* Problem to solve:
From the entries below, list each line with "Reductions".
──────
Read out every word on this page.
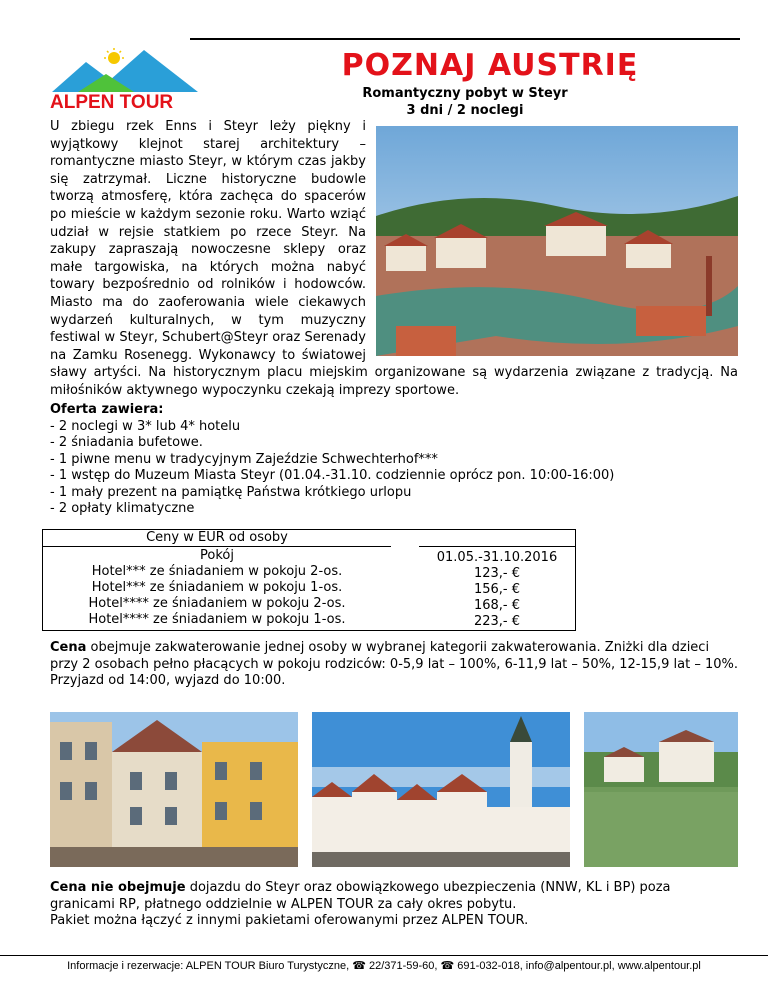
ALPEN TOUR
POZNAJ AUSTRIĘ
Romantyczny pobyt w Steyr
3 dni / 2 noclegi
U zbiegu rzek Enns i Steyr leży piękny i wyjątkowy klejnot starej architektury – romantyczne miasto Steyr, w którym czas jakby się zatrzymał. Liczne historyczne budowle tworzą atmosferę, która zachęca do spacerów po mieście w każdym sezonie roku. Warto wziąć udział w rejsie statkiem po rzece Steyr. Na zakupy zapraszają nowoczesne sklepy oraz małe targowiska, na których można nabyć towary bezpośrednio od rolników i hodowców. Miasto ma do zaoferowania wiele ciekawych wydarzeń kulturalnych, w tym muzyczny festiwal w Steyr, Schubert@Steyr oraz Serenady na Zamku Rosenegg. Wykonawcy to światowej sławy artyści. Na historycznym placu miejskim organizowane są wydarzenia związane z tradycją. Na miłośników aktywnego wypoczynku czekają imprezy sportowe.
Oferta zawiera:
- 2 noclegi w 3* lub 4* hotelu
- 2 śniadania bufetowe.
- 1 piwne menu w tradycyjnym Zajeździe Schwechterhof***
- 1 wstęp do Muzeum Miasta Steyr (01.04.-31.10. codziennie oprócz pon. 10:00-16:00)
- 1 mały prezent na pamiątkę Państwa krótkiego urlopu
- 2 opłaty klimatyczne
Ceny w EUR od osoby
Pokój
Hotel*** ze śniadaniem w pokoju 2-os.
Hotel*** ze śniadaniem w pokoju 1-os.
Hotel**** ze śniadaniem w pokoju 2-os.
Hotel**** ze śniadaniem w pokoju 1-os.
01.05.-31.10.2016
123,- €
156,- €
168,- €
223,- €
Cena obejmuje zakwaterowanie jednej osoby w wybranej kategorii zakwaterowania. Zniżki dla dzieci przy 2 osobach pełno płacących w pokoju rodziców: 0-5,9 lat – 100%, 6-11,9 lat – 50%, 12-15,9 lat – 10%.
Przyjazd od 14:00, wyjazd do 10:00.
Cena nie obejmuje dojazdu do Steyr oraz obowiązkowego ubezpieczenia (NNW, KL i BP) poza granicami RP, płatnego oddzielnie w ALPEN TOUR za cały okres pobytu.
Pakiet można łączyć z innymi pakietami oferowanymi przez ALPEN TOUR.
Informacje i rezerwacje: ALPEN TOUR Biuro Turystyczne, ☎ 22/371-59-60, ☎ 691-032-018, info@alpentour.pl, www.alpentour.pl
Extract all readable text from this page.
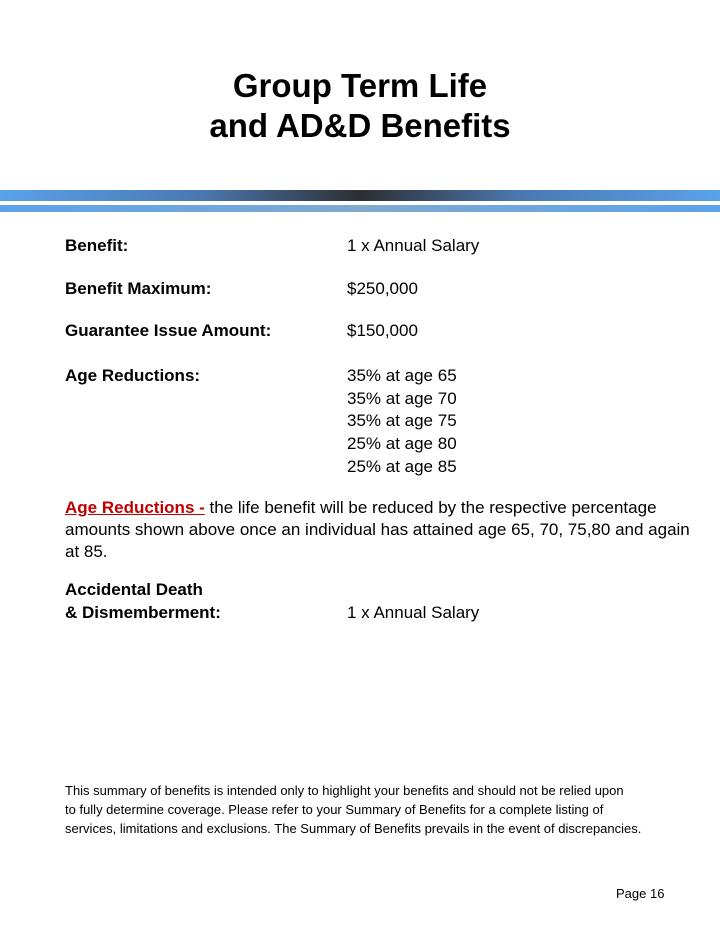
Group Term Life
and AD&D Benefits
Benefit:	1 x Annual Salary
Benefit Maximum:	$250,000
Guarantee Issue Amount:	$150,000
Age Reductions:	35% at age 65
35% at age 70
35% at age 75
25% at age 80
25% at age 85
Age Reductions - the life benefit will be reduced by the respective percentage amounts shown above once an individual has attained age 65, 70, 75,80 and again at 85.
Accidental Death
& Dismemberment:	1 x Annual Salary
This summary of benefits is intended only to highlight your benefits and should not be relied upon
to fully determine coverage. Please refer to your Summary of Benefits for a complete listing of
services, limitations and exclusions. The Summary of Benefits prevails in the event of discrepancies.
Page 16
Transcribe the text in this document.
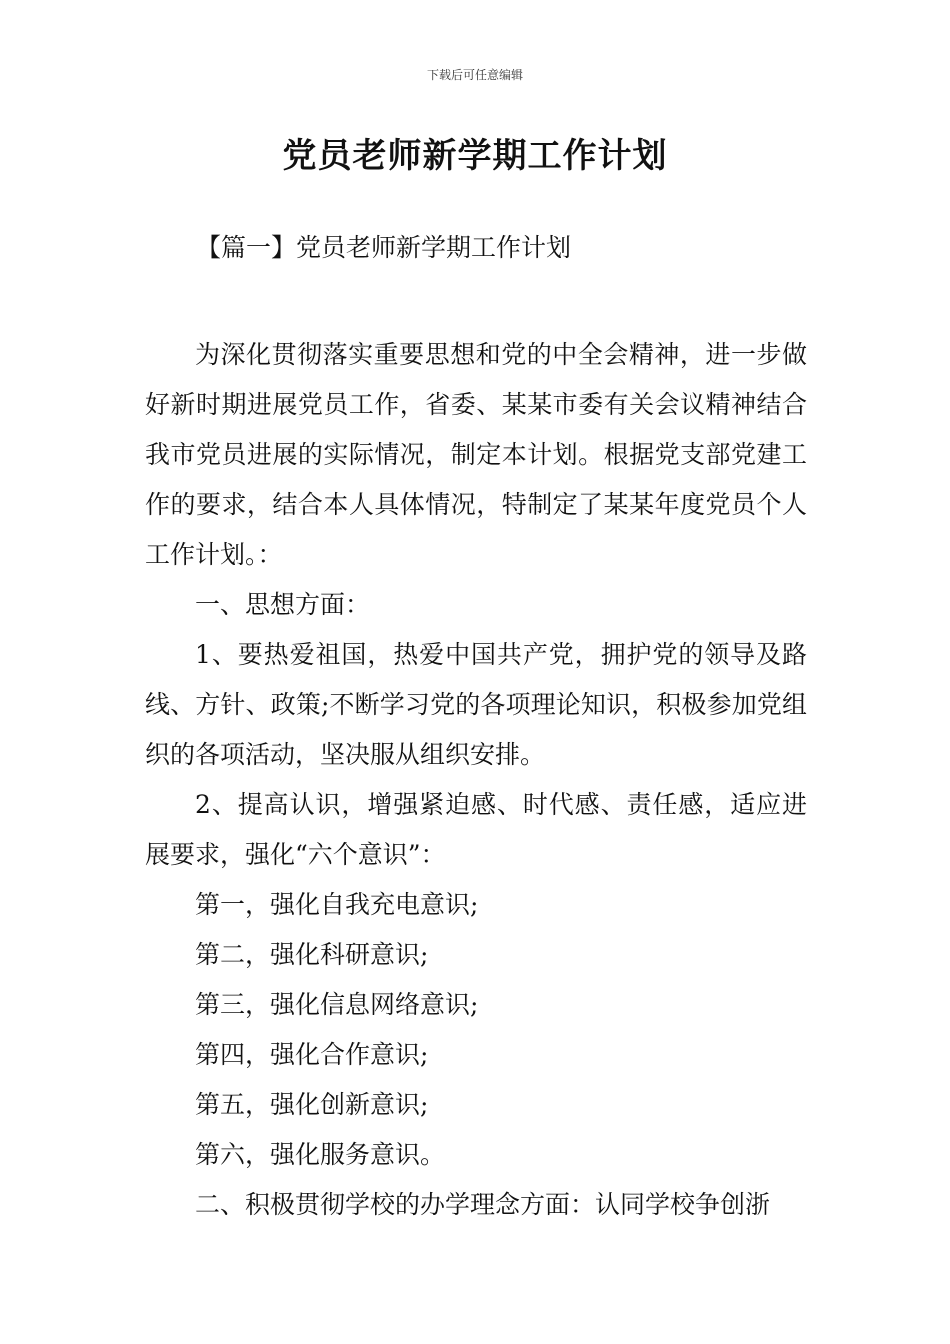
下载后可任意编辑
党员老师新学期工作计划
【篇一】党员老师新学期工作计划

为深化贯彻落实重要思想和党的中全会精神，进一步做好新时期进展党员工作，省委、某某市委有关会议精神结合我市党员进展的实际情况，制定本计划。根据党支部党建工作的要求，结合本人具体情况，特制定了某某年度党员个人工作计划。：

一、思想方面：

1、要热爱祖国，热爱中国共产党，拥护党的领导及路线、方针、政策;不断学习党的各项理论知识，积极参加党组织的各项活动，坚决服从组织安排。

2、提高认识，增强紧迫感、时代感、责任感，适应进展要求，强化“六个意识”：

第一，强化自我充电意识;

第二，强化科研意识;

第三，强化信息网络意识;

第四，强化合作意识;

第五，强化创新意识;

第六，强化服务意识。

二、积极贯彻学校的办学理念方面：认同学校争创浙
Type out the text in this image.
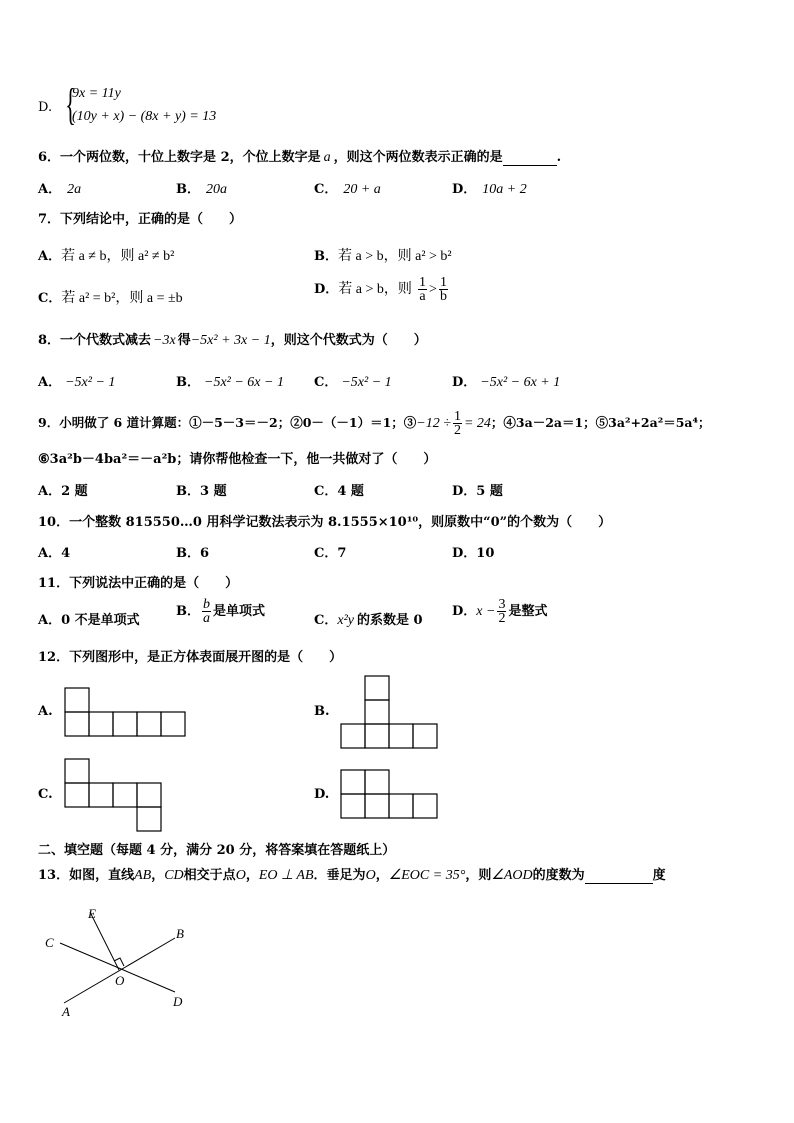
D. {
9x = 11y
(10y + x) − (8x + y) = 13
6．一个两位数，十位上数字是 2，个位上数字是 a ，则这个两位数表示正确的是	.
A． 2a	B． 20a	C． 20 + a	D． 10a + 2
7．下列结论中，正确的是（　　）
A．若 a ≠ b，则 a² ≠ b²	B．若 a > b，则 a² > b²
C．若 a² = b²，则 a = ±b
D．若 a > b，则 $\frac{1}{a} > \frac{1}{b}$
8．一个代数式减去 −3x 得−5x² + 3x − 1，则这个代数式为（　　）
A． −5x² − 1	B． −5x² − 6x − 1 C． −5x² − 1	D． −5x² − 6x + 1
9．小明做了 6 道计算题：①－5－3＝－2；②0－（－1）＝1；③−12 ÷ $\frac{1}{2} = 24$；④3a－2a＝1；⑤3a²+2a²＝5a⁴；
⑥3a²b－4ba²＝－a²b；请你帮他检查一下，他一共做对了（　　）
A．2 题	B．3 题	C．4 题	D．5 题
10．一个整数 815550…0 用科学记数法表示为 8.1555×10¹⁰，则原数中“0”的个数为（　　）
A．4	B．6	C．7	D．10
11．下列说法中正确的是（　　）
A．0 不是单项式
B． $\frac{b}{a}$ 是单项式
C．x²y 的系数是 0
D．$x - \frac{3}{2}$ 是整式
12．下列图形中，是正方体表面展开图的是（　　）
A.	B.
C.	D.
二、填空题（每题 4 分，满分 20 分，将答案填在答题纸上）
13．如图，直线AB，CD相交于点O，EO ⊥ AB．垂足为O，∠EOC = 35°，则∠AOD的度数为	度
E
C
B
O
A
D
──────
* Solution for this task:
Age Reductions:	35% at age 65
Age Reductions - the life benefit will be reduced by the respective percentage amounts shown above once an individual has attained age 65, 70, 75,80 and again at 85.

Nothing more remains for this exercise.